**Material for this task**
|---|

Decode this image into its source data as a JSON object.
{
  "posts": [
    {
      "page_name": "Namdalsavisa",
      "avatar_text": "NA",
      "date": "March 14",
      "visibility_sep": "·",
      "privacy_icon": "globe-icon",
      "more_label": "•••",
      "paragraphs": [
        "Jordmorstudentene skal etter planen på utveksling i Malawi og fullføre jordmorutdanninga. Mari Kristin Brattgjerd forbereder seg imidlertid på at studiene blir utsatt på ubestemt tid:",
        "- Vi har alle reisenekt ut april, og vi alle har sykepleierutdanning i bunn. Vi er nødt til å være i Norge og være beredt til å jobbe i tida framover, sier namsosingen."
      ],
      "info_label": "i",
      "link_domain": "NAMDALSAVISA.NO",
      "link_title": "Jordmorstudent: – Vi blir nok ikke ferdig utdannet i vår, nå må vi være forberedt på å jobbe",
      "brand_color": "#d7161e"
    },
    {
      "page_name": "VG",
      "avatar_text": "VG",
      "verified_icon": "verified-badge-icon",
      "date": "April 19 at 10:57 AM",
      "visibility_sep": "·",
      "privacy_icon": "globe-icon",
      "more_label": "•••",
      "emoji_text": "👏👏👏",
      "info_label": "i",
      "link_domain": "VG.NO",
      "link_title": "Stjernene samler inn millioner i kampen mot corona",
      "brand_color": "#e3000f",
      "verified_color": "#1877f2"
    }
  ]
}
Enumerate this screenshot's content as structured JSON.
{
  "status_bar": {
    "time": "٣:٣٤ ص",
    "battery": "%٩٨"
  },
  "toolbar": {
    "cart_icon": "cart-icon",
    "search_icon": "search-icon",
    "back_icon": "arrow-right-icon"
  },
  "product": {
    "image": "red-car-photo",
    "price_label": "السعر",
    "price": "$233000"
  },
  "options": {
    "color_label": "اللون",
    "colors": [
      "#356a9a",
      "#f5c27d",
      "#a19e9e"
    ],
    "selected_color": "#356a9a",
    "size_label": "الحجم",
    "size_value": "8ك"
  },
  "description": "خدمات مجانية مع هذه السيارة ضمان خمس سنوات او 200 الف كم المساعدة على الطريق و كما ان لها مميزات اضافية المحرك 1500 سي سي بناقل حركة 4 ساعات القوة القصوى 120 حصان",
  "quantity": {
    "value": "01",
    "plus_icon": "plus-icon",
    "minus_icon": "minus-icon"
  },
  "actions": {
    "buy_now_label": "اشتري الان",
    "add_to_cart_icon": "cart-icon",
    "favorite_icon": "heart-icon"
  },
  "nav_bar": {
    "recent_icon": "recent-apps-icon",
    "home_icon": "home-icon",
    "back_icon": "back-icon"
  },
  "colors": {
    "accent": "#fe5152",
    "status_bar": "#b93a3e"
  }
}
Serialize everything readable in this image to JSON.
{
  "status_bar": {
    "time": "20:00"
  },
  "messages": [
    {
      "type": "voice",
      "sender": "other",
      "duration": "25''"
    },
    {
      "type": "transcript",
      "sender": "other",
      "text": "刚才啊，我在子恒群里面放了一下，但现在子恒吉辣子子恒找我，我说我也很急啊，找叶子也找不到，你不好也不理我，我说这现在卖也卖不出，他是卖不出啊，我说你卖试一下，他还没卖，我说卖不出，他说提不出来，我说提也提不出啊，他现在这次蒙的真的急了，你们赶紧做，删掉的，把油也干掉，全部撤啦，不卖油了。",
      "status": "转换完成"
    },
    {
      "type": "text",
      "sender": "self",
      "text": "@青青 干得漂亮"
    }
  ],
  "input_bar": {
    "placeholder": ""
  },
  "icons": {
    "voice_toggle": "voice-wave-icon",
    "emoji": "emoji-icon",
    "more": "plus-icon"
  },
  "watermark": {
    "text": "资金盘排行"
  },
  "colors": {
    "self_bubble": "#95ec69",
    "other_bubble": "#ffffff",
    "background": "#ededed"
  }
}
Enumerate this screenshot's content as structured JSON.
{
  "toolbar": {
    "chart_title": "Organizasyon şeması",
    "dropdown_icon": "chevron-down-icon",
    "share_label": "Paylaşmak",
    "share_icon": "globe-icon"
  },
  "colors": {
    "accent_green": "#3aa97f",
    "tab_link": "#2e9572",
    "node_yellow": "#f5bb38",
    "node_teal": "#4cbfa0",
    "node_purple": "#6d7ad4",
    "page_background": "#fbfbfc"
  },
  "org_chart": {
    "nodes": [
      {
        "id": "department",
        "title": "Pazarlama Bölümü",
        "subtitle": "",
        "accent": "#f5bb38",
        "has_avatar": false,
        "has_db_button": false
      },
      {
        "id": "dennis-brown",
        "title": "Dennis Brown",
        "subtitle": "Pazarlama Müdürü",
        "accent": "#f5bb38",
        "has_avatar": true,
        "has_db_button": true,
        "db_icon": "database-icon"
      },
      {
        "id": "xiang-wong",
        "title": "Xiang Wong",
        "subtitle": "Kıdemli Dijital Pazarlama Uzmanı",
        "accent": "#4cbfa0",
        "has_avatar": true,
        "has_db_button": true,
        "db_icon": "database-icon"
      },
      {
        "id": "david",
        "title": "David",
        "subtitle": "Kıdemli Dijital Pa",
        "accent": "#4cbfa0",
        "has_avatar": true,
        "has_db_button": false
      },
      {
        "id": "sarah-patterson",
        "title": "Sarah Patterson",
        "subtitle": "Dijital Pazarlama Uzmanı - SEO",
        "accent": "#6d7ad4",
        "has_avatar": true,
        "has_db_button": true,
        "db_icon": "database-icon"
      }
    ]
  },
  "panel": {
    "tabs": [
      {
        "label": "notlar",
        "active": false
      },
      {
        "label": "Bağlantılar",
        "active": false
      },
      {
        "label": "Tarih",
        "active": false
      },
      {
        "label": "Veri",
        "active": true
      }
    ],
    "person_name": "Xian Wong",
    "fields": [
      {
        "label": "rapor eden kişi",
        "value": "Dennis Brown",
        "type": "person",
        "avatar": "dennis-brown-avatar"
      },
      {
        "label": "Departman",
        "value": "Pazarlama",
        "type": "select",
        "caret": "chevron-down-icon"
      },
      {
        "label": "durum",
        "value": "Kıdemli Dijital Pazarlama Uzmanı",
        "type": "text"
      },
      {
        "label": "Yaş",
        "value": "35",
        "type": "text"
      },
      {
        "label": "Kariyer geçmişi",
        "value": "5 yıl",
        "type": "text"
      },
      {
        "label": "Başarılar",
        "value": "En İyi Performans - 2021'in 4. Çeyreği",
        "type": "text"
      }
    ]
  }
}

|---|

**What is being asked**
Write the complete data out, exactly as above.

**Exercise response**
Decode this image into its source data as a JSON object.
{
  "posts": [
    {
      "page_name": "Namdalsavisa",
      "avatar_text": "NA",
      "date": "March 14",
      "visibility_sep": "·",
      "privacy_icon": "globe-icon",
      "more_label": "•••",
      "paragraphs": [
        "Jordmorstudentene skal etter planen på utveksling i Malawi og fullføre jordmorutdanninga. Mari Kristin Brattgjerd forbereder seg imidlertid på at studiene blir utsatt på ubestemt tid:",
        "- Vi har alle reisenekt ut april, og vi alle har sykepleierutdanning i bunn. Vi er nødt til å være i Norge og være beredt til å jobbe i tida framover, sier namsosingen."
      ],
      "info_label": "i",
      "link_domain": "NAMDALSAVISA.NO",
      "link_title": "Jordmorstudent: – Vi blir nok ikke ferdig utdannet i vår, nå må vi være forberedt på å jobbe",
      "brand_color": "#d7161e"
    },
    {
      "page_name": "VG",
      "avatar_text": "VG",
      "verified_icon": "verified-badge-icon",
      "date": "April 19 at 10:57 AM",
      "visibility_sep": "·",
      "privacy_icon": "globe-icon",
      "more_label": "•••",
      "emoji_text": "👏👏👏",
      "info_label": "i",
      "link_domain": "VG.NO",
      "link_title": "Stjernene samler inn millioner i kampen mot corona",
      "brand_color": "#e3000f",
      "verified_color": "#1877f2"
    }
  ]
}
Enumerate this screenshot's content as structured JSON.
{
  "status_bar": {
    "time": "٣:٣٤ ص",
    "battery": "%٩٨"
  },
  "toolbar": {
    "cart_icon": "cart-icon",
    "search_icon": "search-icon",
    "back_icon": "arrow-right-icon"
  },
  "product": {
    "image": "red-car-photo",
    "price_label": "السعر",
    "price": "$233000"
  },
  "options": {
    "color_label": "اللون",
    "colors": [
      "#356a9a",
      "#f5c27d",
      "#a19e9e"
    ],
    "selected_color": "#356a9a",
    "size_label": "الحجم",
    "size_value": "8ك"
  },
  "description": "خدمات مجانية مع هذه السيارة ضمان خمس سنوات او 200 الف كم المساعدة على الطريق و كما ان لها مميزات اضافية المحرك 1500 سي سي بناقل حركة 4 ساعات القوة القصوى 120 حصان",
  "quantity": {
    "value": "01",
    "plus_icon": "plus-icon",
    "minus_icon": "minus-icon"
  },
  "actions": {
    "buy_now_label": "اشتري الان",
    "add_to_cart_icon": "cart-icon",
    "favorite_icon": "heart-icon"
  },
  "nav_bar": {
    "recent_icon": "recent-apps-icon",
    "home_icon": "home-icon",
    "back_icon": "back-icon"
  },
  "colors": {
    "accent": "#fe5152",
    "status_bar": "#b93a3e"
  }
}
Serialize everything readable in this image to JSON.
{
  "status_bar": {
    "time": "20:00"
  },
  "messages": [
    {
      "type": "voice",
      "sender": "other",
      "duration": "25''"
    },
    {
      "type": "transcript",
      "sender": "other",
      "text": "刚才啊，我在子恒群里面放了一下，但现在子恒吉辣子子恒找我，我说我也很急啊，找叶子也找不到，你不好也不理我，我说这现在卖也卖不出，他是卖不出啊，我说你卖试一下，他还没卖，我说卖不出，他说提不出来，我说提也提不出啊，他现在这次蒙的真的急了，你们赶紧做，删掉的，把油也干掉，全部撤啦，不卖油了。",
      "status": "转换完成"
    },
    {
      "type": "text",
      "sender": "self",
      "text": "@青青 干得漂亮"
    }
  ],
  "input_bar": {
    "placeholder": ""
  },
  "icons": {
    "voice_toggle": "voice-wave-icon",
    "emoji": "emoji-icon",
    "more": "plus-icon"
  },
  "watermark": {
    "text": "资金盘排行"
  },
  "colors": {
    "self_bubble": "#95ec69",
    "other_bubble": "#ffffff",
    "background": "#ededed"
  }
}
Enumerate this screenshot's content as structured JSON.
{
  "toolbar": {
    "chart_title": "Organizasyon şeması",
    "dropdown_icon": "chevron-down-icon",
    "share_label": "Paylaşmak",
    "share_icon": "globe-icon"
  },
  "colors": {
    "accent_green": "#3aa97f",
    "tab_link": "#2e9572",
    "node_yellow": "#f5bb38",
    "node_teal": "#4cbfa0",
    "node_purple": "#6d7ad4",
    "page_background": "#fbfbfc"
  },
  "org_chart": {
    "nodes": [
      {
        "id": "department",
        "title": "Pazarlama Bölümü",
        "subtitle": "",
        "accent": "#f5bb38",
        "has_avatar": false,
        "has_db_button": false
      },
      {
        "id": "dennis-brown",
        "title": "Dennis Brown",
        "subtitle": "Pazarlama Müdürü",
        "accent": "#f5bb38",
        "has_avatar": true,
        "has_db_button": true,
        "db_icon": "database-icon"
      },
      {
        "id": "xiang-wong",
        "title": "Xiang Wong",
        "subtitle": "Kıdemli Dijital Pazarlama Uzmanı",
        "accent": "#4cbfa0",
        "has_avatar": true,
        "has_db_button": true,
        "db_icon": "database-icon"
      },
      {
        "id": "david",
        "title": "David",
        "subtitle": "Kıdemli Dijital Pa",
        "accent": "#4cbfa0",
        "has_avatar": true,
        "has_db_button": false
      },
      {
        "id": "sarah-patterson",
        "title": "Sarah Patterson",
        "subtitle": "Dijital Pazarlama Uzmanı - SEO",
        "accent": "#6d7ad4",
        "has_avatar": true,
        "has_db_button": true,
        "db_icon": "database-icon"
      }
    ]
  },
  "panel": {
    "tabs": [
      {
        "label": "notlar",
        "active": false
      },
      {
        "label": "Bağlantılar",
        "active": false
      },
      {
        "label": "Tarih",
        "active": false
      },
      {
        "label": "Veri",
        "active": true
      }
    ],
    "person_name": "Xian Wong",
    "fields": [
      {
        "label": "rapor eden kişi",
        "value": "Dennis Brown",
        "type": "person",
        "avatar": "dennis-brown-avatar"
      },
      {
        "label": "Departman",
        "value": "Pazarlama",
        "type": "select",
        "caret": "chevron-down-icon"
      },
      {
        "label": "durum",
        "value": "Kıdemli Dijital Pazarlama Uzmanı",
        "type": "text"
      },
      {
        "label": "Yaş",
        "value": "35",
        "type": "text"
      },
      {
        "label": "Kariyer geçmişi",
        "value": "5 yıl",
        "type": "text"
      },
      {
        "label": "Başarılar",
        "value": "En İyi Performans - 2021'in 4. Çeyreği",
        "type": "text"
      }
    ]
  }
}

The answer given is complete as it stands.